--- Begin ---
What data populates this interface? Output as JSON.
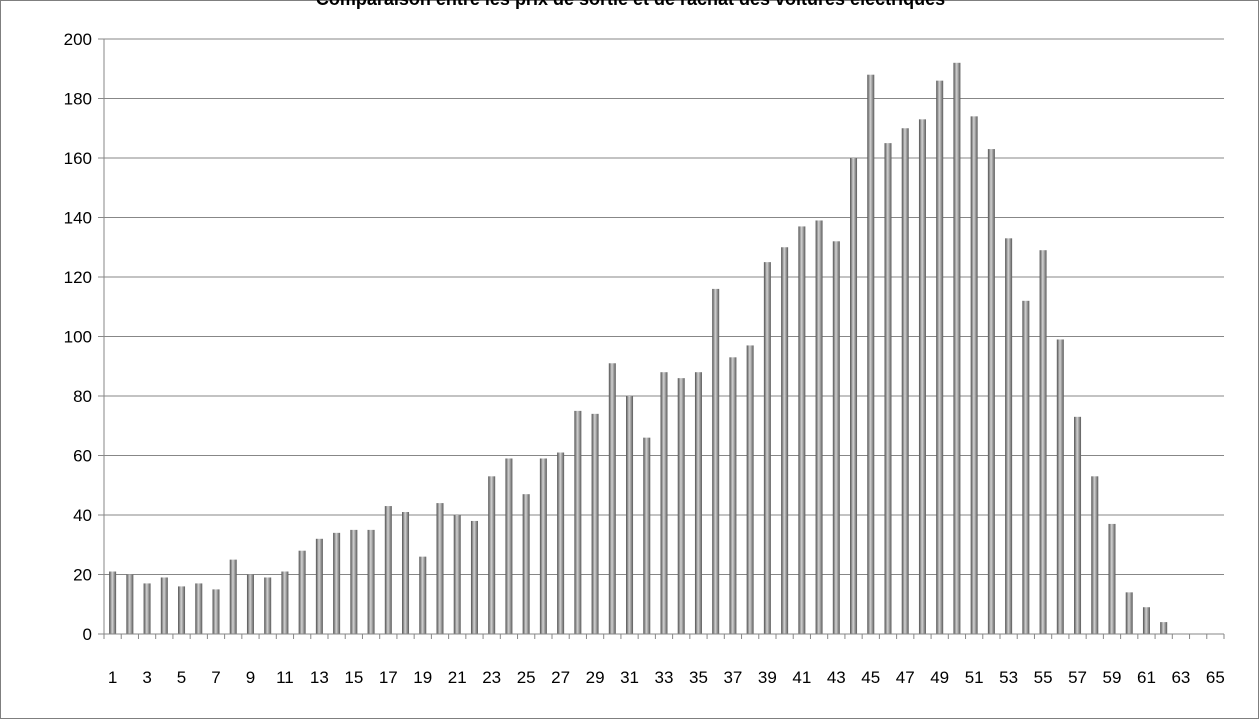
{
  "chart_data": {
    "type": "bar",
    "title": "Comparaison entre les prix de sortie et de rachat des voitures électriques",
    "xlabel": "",
    "ylabel": "",
    "ylim": [
      0,
      200
    ],
    "y_ticks": [
      0,
      20,
      40,
      60,
      80,
      100,
      120,
      140,
      160,
      180,
      200
    ],
    "y_tick_labels": [
      "0",
      "20",
      "40",
      "60",
      "80",
      "100",
      "120",
      "140",
      "160",
      "180",
      "200"
    ],
    "grid": true,
    "legend": "none",
    "categories": [
      "1",
      "2",
      "3",
      "4",
      "5",
      "6",
      "7",
      "8",
      "9",
      "10",
      "11",
      "12",
      "13",
      "14",
      "15",
      "16",
      "17",
      "18",
      "19",
      "20",
      "21",
      "22",
      "23",
      "24",
      "25",
      "26",
      "27",
      "28",
      "29",
      "30",
      "31",
      "32",
      "33",
      "34",
      "35",
      "36",
      "37",
      "38",
      "39",
      "40",
      "41",
      "42",
      "43",
      "44",
      "45",
      "46",
      "47",
      "48",
      "49",
      "50",
      "51",
      "52",
      "53",
      "54",
      "55",
      "56",
      "57",
      "58",
      "59",
      "60",
      "61",
      "62",
      "63",
      "64",
      "65"
    ],
    "x_tick_labels": [
      "1",
      "3",
      "5",
      "7",
      "9",
      "11",
      "13",
      "15",
      "17",
      "19",
      "21",
      "23",
      "25",
      "27",
      "29",
      "31",
      "33",
      "35",
      "37",
      "39",
      "41",
      "43",
      "45",
      "47",
      "49",
      "51",
      "53",
      "55",
      "57",
      "59",
      "61",
      "63",
      "65"
    ],
    "values": [
      21,
      20,
      17,
      19,
      16,
      17,
      15,
      25,
      20,
      19,
      21,
      28,
      32,
      34,
      35,
      35,
      43,
      41,
      26,
      44,
      40,
      38,
      53,
      59,
      47,
      59,
      61,
      75,
      74,
      91,
      80,
      66,
      88,
      86,
      88,
      116,
      93,
      97,
      125,
      130,
      137,
      139,
      132,
      160,
      188,
      165,
      170,
      173,
      186,
      192,
      174,
      163,
      133,
      112,
      129,
      99,
      73,
      53,
      37,
      14,
      9,
      4,
      0,
      0,
      0
    ],
    "colors": {
      "bar_dark": "#555555",
      "bar_light": "#d6d6d6",
      "grid": "#878787"
    }
  }
}
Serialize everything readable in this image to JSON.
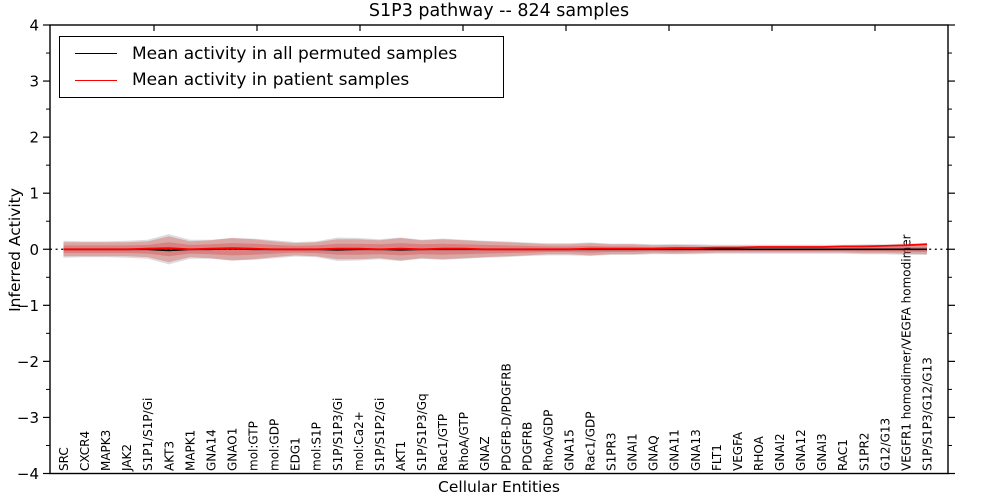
{
  "title": "S1P3 pathway -- 824 samples",
  "xlabel": "Cellular Entities",
  "ylabel": "Inferred Activity",
  "legend": {
    "items": [
      {
        "label": "Mean activity in all permuted samples",
        "color": "#000000"
      },
      {
        "label": "Mean activity in patient samples",
        "color": "#ff0000"
      }
    ]
  },
  "chart_data": {
    "type": "line",
    "title": "S1P3 pathway -- 824 samples",
    "xlabel": "Cellular Entities",
    "ylabel": "Inferred Activity",
    "ylim": [
      -4,
      4
    ],
    "y_major_ticks": [
      -4,
      -3,
      -2,
      -1,
      0,
      1,
      2,
      3,
      4
    ],
    "y_minor_step": 0.5,
    "zero_line": true,
    "legend_position": "upper left",
    "grid": false,
    "categories": [
      "SRC",
      "CXCR4",
      "MAPK3",
      "JAK2",
      "S1P1/S1P/Gi",
      "AKT3",
      "MAPK1",
      "GNA14",
      "GNAO1",
      "mol:GTP",
      "mol:GDP",
      "EDG1",
      "mol:S1P",
      "S1P/S1P3/Gi",
      "mol:Ca2+",
      "S1P/S1P2/Gi",
      "AKT1",
      "S1P/S1P3/Gq",
      "Rac1/GTP",
      "RhoA/GTP",
      "GNAZ",
      "PDGFB-D/PDGFRB",
      "PDGFRB",
      "RhoA/GDP",
      "GNA15",
      "Rac1/GDP",
      "S1PR3",
      "GNAI1",
      "GNAQ",
      "GNA11",
      "GNA13",
      "FLT1",
      "VEGFA",
      "RHOA",
      "GNAI2",
      "GNA12",
      "GNAI3",
      "RAC1",
      "S1PR2",
      "G12/G13",
      "VEGFR1 homodimer/VEGFA homodimer",
      "S1P/S1P3/G12/G13"
    ],
    "series": [
      {
        "name": "Mean activity in all permuted samples",
        "color": "#000000",
        "values": [
          0,
          0,
          0,
          0,
          0,
          -0.02,
          0,
          0,
          0.01,
          0,
          0,
          0,
          0,
          -0.01,
          0,
          0,
          -0.01,
          0,
          0,
          0,
          0,
          0,
          0,
          0,
          0,
          0,
          0,
          0,
          0,
          0,
          0,
          0,
          0,
          0,
          0,
          0,
          0,
          0,
          0,
          0,
          0,
          0
        ]
      },
      {
        "name": "Mean activity in patient samples",
        "color": "#ff0000",
        "values": [
          0,
          0,
          0,
          0,
          0.01,
          0.02,
          0,
          0.01,
          0.02,
          0.01,
          0,
          0,
          0,
          0.01,
          0.01,
          0,
          0.01,
          0,
          0.01,
          0.01,
          0,
          0,
          0,
          0,
          0,
          0.01,
          0.01,
          0.01,
          0.01,
          0.02,
          0.02,
          0.03,
          0.03,
          0.04,
          0.04,
          0.04,
          0.04,
          0.05,
          0.05,
          0.06,
          0.07,
          0.09
        ]
      }
    ],
    "bands": [
      {
        "name": "permuted-samples-spread",
        "color": "rgba(130,130,130,0.28)",
        "half_widths": [
          0.15,
          0.14,
          0.14,
          0.15,
          0.17,
          0.27,
          0.17,
          0.17,
          0.2,
          0.19,
          0.16,
          0.13,
          0.14,
          0.21,
          0.2,
          0.18,
          0.21,
          0.17,
          0.19,
          0.17,
          0.15,
          0.14,
          0.12,
          0.11,
          0.11,
          0.12,
          0.1,
          0.1,
          0.09,
          0.09,
          0.09,
          0.08,
          0.08,
          0.08,
          0.08,
          0.08,
          0.08,
          0.08,
          0.09,
          0.09,
          0.1,
          0.1
        ]
      },
      {
        "name": "patient-samples-spread",
        "color": "rgba(215,45,45,0.30)",
        "inner_scale": 0.55,
        "half_widths": [
          0.125,
          0.125,
          0.125,
          0.125,
          0.14,
          0.23,
          0.14,
          0.16,
          0.2,
          0.18,
          0.14,
          0.11,
          0.125,
          0.18,
          0.18,
          0.16,
          0.2,
          0.16,
          0.18,
          0.16,
          0.14,
          0.125,
          0.11,
          0.09,
          0.09,
          0.11,
          0.09,
          0.09,
          0.07,
          0.08,
          0.07,
          0.06,
          0.06,
          0.06,
          0.06,
          0.06,
          0.06,
          0.06,
          0.07,
          0.07,
          0.08,
          0.09
        ]
      }
    ]
  }
}
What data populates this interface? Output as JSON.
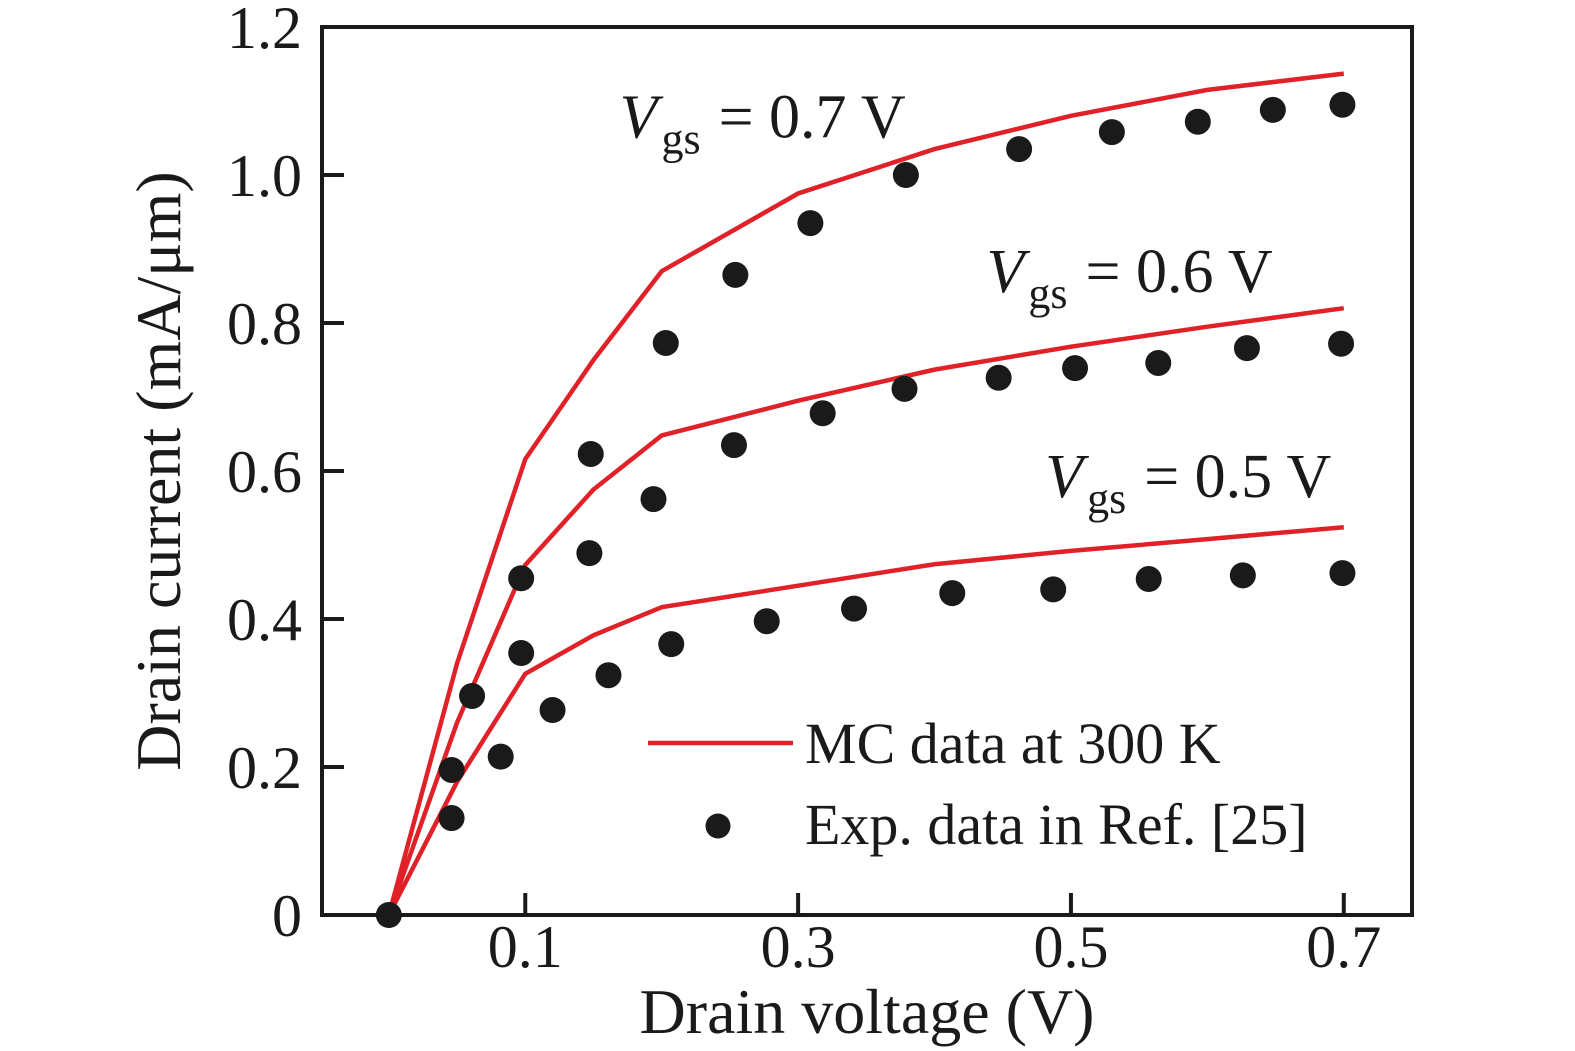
{
  "colors": {
    "mc_line": "#e02128",
    "exp_dot": "#1a1a1a",
    "axis": "#1a1a1a",
    "background": "#ffffff"
  },
  "legend": {
    "line_label": "MC data at 300 K",
    "dot_label": "Exp. data in Ref. [25]"
  },
  "chart_data": {
    "type": "line+scatter",
    "title": "",
    "xlabel": "Drain voltage (V)",
    "ylabel": "Drain current (mA/μm)",
    "grid": false,
    "legend_position": "lower center inside plot",
    "x_axis": {
      "min": -0.049,
      "max": 0.75,
      "ticks": [
        0.1,
        0.3,
        0.5,
        0.7
      ],
      "tick_labels": [
        "0.1",
        "0.3",
        "0.5",
        "0.7"
      ]
    },
    "y_axis": {
      "min": 0,
      "max": 1.2,
      "ticks": [
        0,
        0.2,
        0.4,
        0.6,
        0.8,
        1.0,
        1.2
      ],
      "tick_labels": [
        "0",
        "0.2",
        "0.4",
        "0.6",
        "0.8",
        "1.0",
        "1.2"
      ]
    },
    "mc_lines": [
      {
        "name": "Vgs = 0.7 V",
        "points": [
          [
            0,
            0
          ],
          [
            0.05,
            0.34
          ],
          [
            0.1,
            0.616
          ],
          [
            0.15,
            0.75
          ],
          [
            0.2,
            0.87
          ],
          [
            0.3,
            0.975
          ],
          [
            0.4,
            1.035
          ],
          [
            0.5,
            1.08
          ],
          [
            0.6,
            1.115
          ],
          [
            0.7,
            1.137
          ]
        ]
      },
      {
        "name": "Vgs = 0.6 V",
        "points": [
          [
            0,
            0
          ],
          [
            0.05,
            0.26
          ],
          [
            0.1,
            0.473
          ],
          [
            0.15,
            0.575
          ],
          [
            0.2,
            0.648
          ],
          [
            0.3,
            0.695
          ],
          [
            0.4,
            0.737
          ],
          [
            0.5,
            0.768
          ],
          [
            0.6,
            0.795
          ],
          [
            0.7,
            0.82
          ]
        ]
      },
      {
        "name": "Vgs = 0.5 V",
        "points": [
          [
            0,
            0
          ],
          [
            0.05,
            0.18
          ],
          [
            0.1,
            0.326
          ],
          [
            0.15,
            0.378
          ],
          [
            0.2,
            0.416
          ],
          [
            0.3,
            0.445
          ],
          [
            0.4,
            0.474
          ],
          [
            0.5,
            0.492
          ],
          [
            0.6,
            0.508
          ],
          [
            0.7,
            0.524
          ]
        ]
      }
    ],
    "exp_dots": [
      {
        "name": "Vgs = 0.7 V",
        "points": [
          [
            0,
            0
          ],
          [
            0.061,
            0.296
          ],
          [
            0.097,
            0.455
          ],
          [
            0.148,
            0.623
          ],
          [
            0.203,
            0.773
          ],
          [
            0.254,
            0.865
          ],
          [
            0.309,
            0.935
          ],
          [
            0.379,
            1.0
          ],
          [
            0.462,
            1.035
          ],
          [
            0.53,
            1.058
          ],
          [
            0.593,
            1.072
          ],
          [
            0.648,
            1.088
          ],
          [
            0.699,
            1.095
          ]
        ]
      },
      {
        "name": "Vgs = 0.6 V",
        "points": [
          [
            0.046,
            0.196
          ],
          [
            0.097,
            0.354
          ],
          [
            0.147,
            0.489
          ],
          [
            0.194,
            0.562
          ],
          [
            0.253,
            0.635
          ],
          [
            0.318,
            0.678
          ],
          [
            0.378,
            0.711
          ],
          [
            0.447,
            0.726
          ],
          [
            0.503,
            0.739
          ],
          [
            0.564,
            0.746
          ],
          [
            0.629,
            0.766
          ],
          [
            0.698,
            0.772
          ]
        ]
      },
      {
        "name": "Vgs = 0.5 V",
        "points": [
          [
            0.046,
            0.131
          ],
          [
            0.082,
            0.214
          ],
          [
            0.12,
            0.277
          ],
          [
            0.161,
            0.324
          ],
          [
            0.207,
            0.366
          ],
          [
            0.277,
            0.397
          ],
          [
            0.341,
            0.414
          ],
          [
            0.413,
            0.435
          ],
          [
            0.487,
            0.44
          ],
          [
            0.557,
            0.454
          ],
          [
            0.626,
            0.459
          ],
          [
            0.699,
            0.462
          ]
        ]
      }
    ],
    "annotations": [
      {
        "var": "V",
        "sub": "gs",
        "rest": "= 0.7 V",
        "x": 0.274,
        "y": 1.051
      },
      {
        "var": "V",
        "sub": "gs",
        "rest": "= 0.6 V",
        "x": 0.543,
        "y": 0.842
      },
      {
        "var": "V",
        "sub": "gs",
        "rest": "= 0.5 V",
        "x": 0.586,
        "y": 0.565
      }
    ]
  }
}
--- End ---
_THE EXERCISE_
Look through the entries above. Extract each line with the word "rgba".

_FINAL RESULT_
        "color": "rgba(130,130,130,0.28)",
        "color": "rgba(215,45,45,0.30)",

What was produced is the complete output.